### INPUT ###
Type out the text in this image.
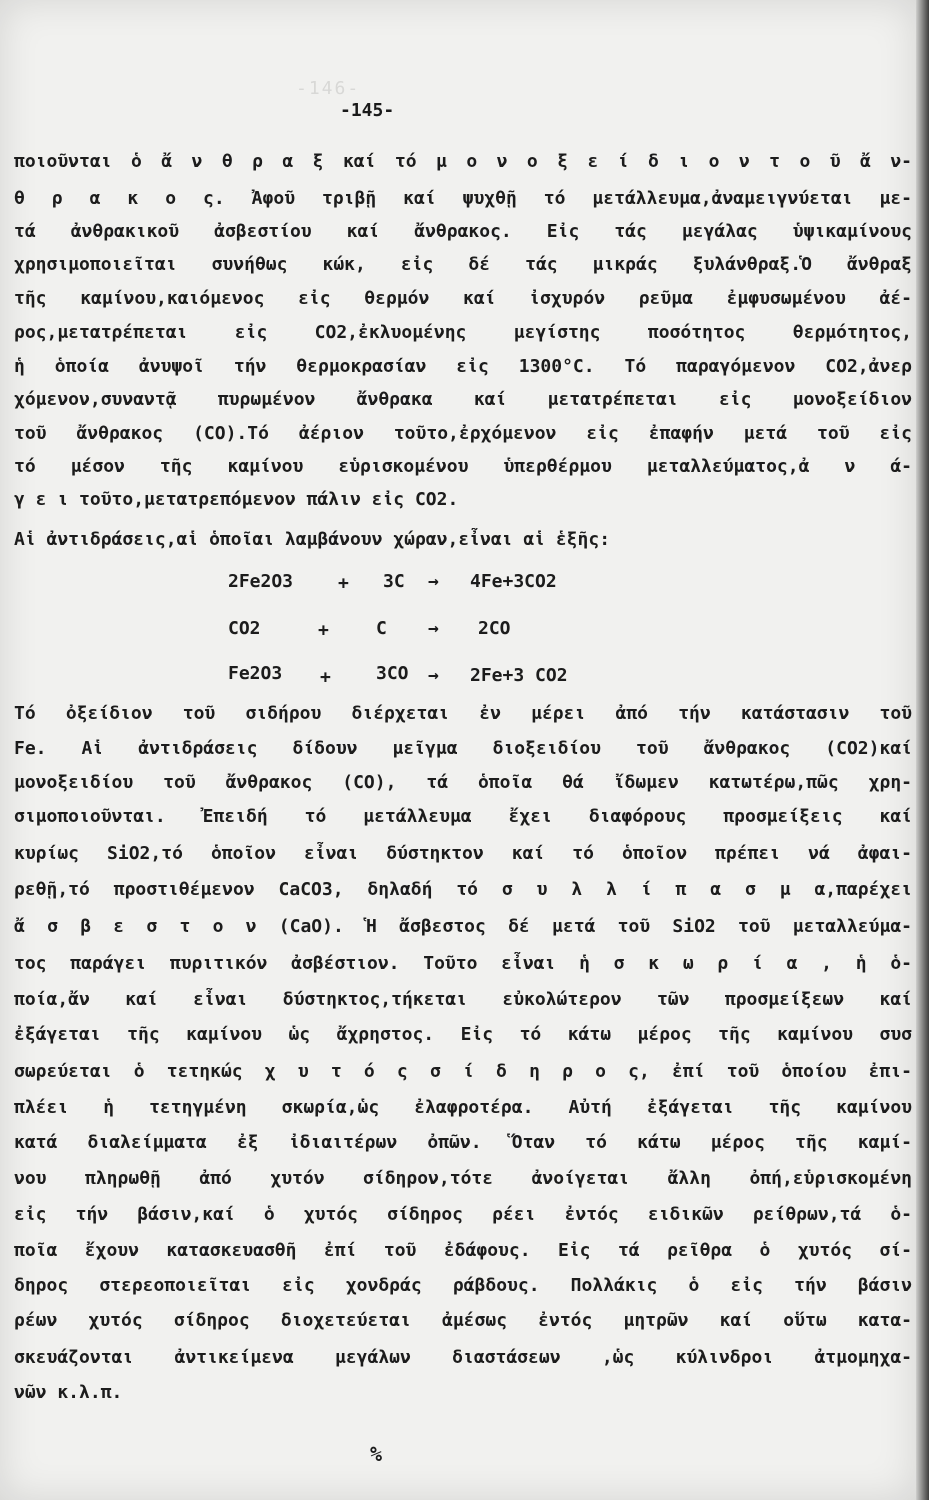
-146-
-145-
ποιοῦνται ὁ ἄ ν θ ρ α ξ καί τό μ ο ν ο ξ ε ί δ ι ο ν τ ο ῦ ἄ ν-
θ ρ α κ ο ς. Ἀφοῦ τριβῇ καί ψυχθῇ τό μετάλλευμα,ἀναμειγνύεται με-
τά ἀνθρακικοῦ ἀσβεστίου καί ἄνθρακος. Εἰς τάς μεγάλας ὑψικαμίνους
χρησιμοποιεῖται συνήθως κώκ, εἰς δέ τάς μικράς ξυλάνθραξ.Ὁ ἄνθραξ
τῆς καμίνου,καιόμενος εἰς θερμόν καί ἰσχυρόν ρεῦμα ἐμφυσωμένου ἀέ-
ρος,μετατρέπεται εἰς CO2,ἐκλυομένης μεγίστης ποσότητος θερμότητος,
ἡ ὁποία ἀνυψοῖ τήν θερμοκρασίαν εἰς 1300°C. Τό παραγόμενον CO2,ἀνερ
χόμενον,συναντᾷ πυρωμένον ἄνθρακα καί μετατρέπεται εἰς μονοξείδιον
τοῦ ἄνθρακος (CO).Τό ἀέριον τοῦτο,ἐρχόμενον εἰς ἐπαφήν μετά τοῦ εἰς
τό μέσον τῆς καμίνου εὑρισκομένου ὑπερθέρμου μεταλλεύματος,ἀ ν ά-
γ ε ι τοῦτο,μετατρεπόμενον πάλιν εἰς CO2.
Αἱ ἀντιδράσεις,αἱ ὁποῖαι λαμβάνουν χώραν,εἶναι αἱ ἑξῆς:
2Fe2O3 + 3C → 4Fe+3CO2
CO2	+	C → 2CO
Fe2O3 +	3CO → 2Fe+3 CO2
Τό ὀξείδιον τοῦ σιδήρου διέρχεται ἐν μέρει ἀπό τήν κατάστασιν τοῦ
Fe. Αἱ ἀντιδράσεις δίδουν μεῖγμα διοξειδίου τοῦ ἄνθρακος (CO2)καί
μονοξειδίου τοῦ ἄνθρακος (CO), τά ὁποῖα θά ἴδωμεν κατωτέρω,πῶς χρη-
σιμοποιοῦνται. Ἐπειδή τό μετάλλευμα ἔχει διαφόρους προσμείξεις καί
κυρίως SiO2,τό ὁποῖον εἶναι δύστηκτον καί τό ὁποῖον πρέπει νά ἀφαι-
ρεθῇ,τό προστιθέμενον CaCO3, δηλαδή τό σ υ λ λ ί π α σ μ α,παρέχει
ἄ σ β ε σ τ ο ν (CaO). Ἡ ἄσβεστος δέ μετά τοῦ SiO2 τοῦ μεταλλεύμα-
τος παράγει πυριτικόν ἀσβέστιον. Τοῦτο εἶναι ἡ σ κ ω ρ ί α , ἡ ὁ-
ποία,ἄν καί εἶναι δύστηκτος,τήκεται εὐκολώτερον τῶν προσμείξεων καί
ἐξάγεται τῆς καμίνου ὡς ἄχρηστος. Εἰς τό κάτω μέρος τῆς καμίνου συσ
σωρεύεται ὁ τετηκώς χ υ τ ό ς σ ί δ η ρ ο ς, ἐπί τοῦ ὁποίου ἐπι-
πλέει ἡ τετηγμένη σκωρία,ὡς ἐλαφροτέρα. Αὐτή ἐξάγεται τῆς καμίνου
κατά διαλείμματα ἐξ ἰδιαιτέρων ὀπῶν. Ὅταν τό κάτω μέρος τῆς καμί-
νου πληρωθῇ ἀπό χυτόν σίδηρον,τότε ἀνοίγεται ἄλλη ὀπή,εὑρισκομένη
εἰς τήν βάσιν,καί ὁ χυτός σίδηρος ρέει ἐντός ειδικῶν ρείθρων,τά ὁ-
ποῖα ἔχουν κατασκευασθῆ ἐπί τοῦ ἐδάφους. Εἰς τά ρεῖθρα ὁ χυτός σί-
δηρος στερεοποιεῖται εἰς χονδράς ράβδους. Πολλάκις ὁ εἰς τήν βάσιν
ρέων χυτός σίδηρος διοχετεύεται ἀμέσως ἐντός μητρῶν καί οὕτω κατα-
σκευάζονται ἀντικείμενα μεγάλων διαστάσεων ,ὡς κύλινδροι ἀτμομηχα-
νῶν κ.λ.π.
%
###
_EXERCISE OBJECTIVE_
Show every line from the listing above in which the string "ἄνθρακος" appears.

_ANSWER TO THE TASK_
τά ἀνθρακικοῦ ἀσβεστίου καί ἄνθρακος. Εἰς τάς μεγάλας ὑψικαμίνους
τοῦ ἄνθρακος (CO).Τό ἀέριον τοῦτο,ἐρχόμενον εἰς ἐπαφήν μετά τοῦ εἰς
Fe. Αἱ ἀντιδράσεις δίδουν μεῖγμα διοξειδίου τοῦ ἄνθρακος (CO2)καί
μονοξειδίου τοῦ ἄνθρακος (CO), τά ὁποῖα θά ἴδωμεν κατωτέρω,πῶς χρη-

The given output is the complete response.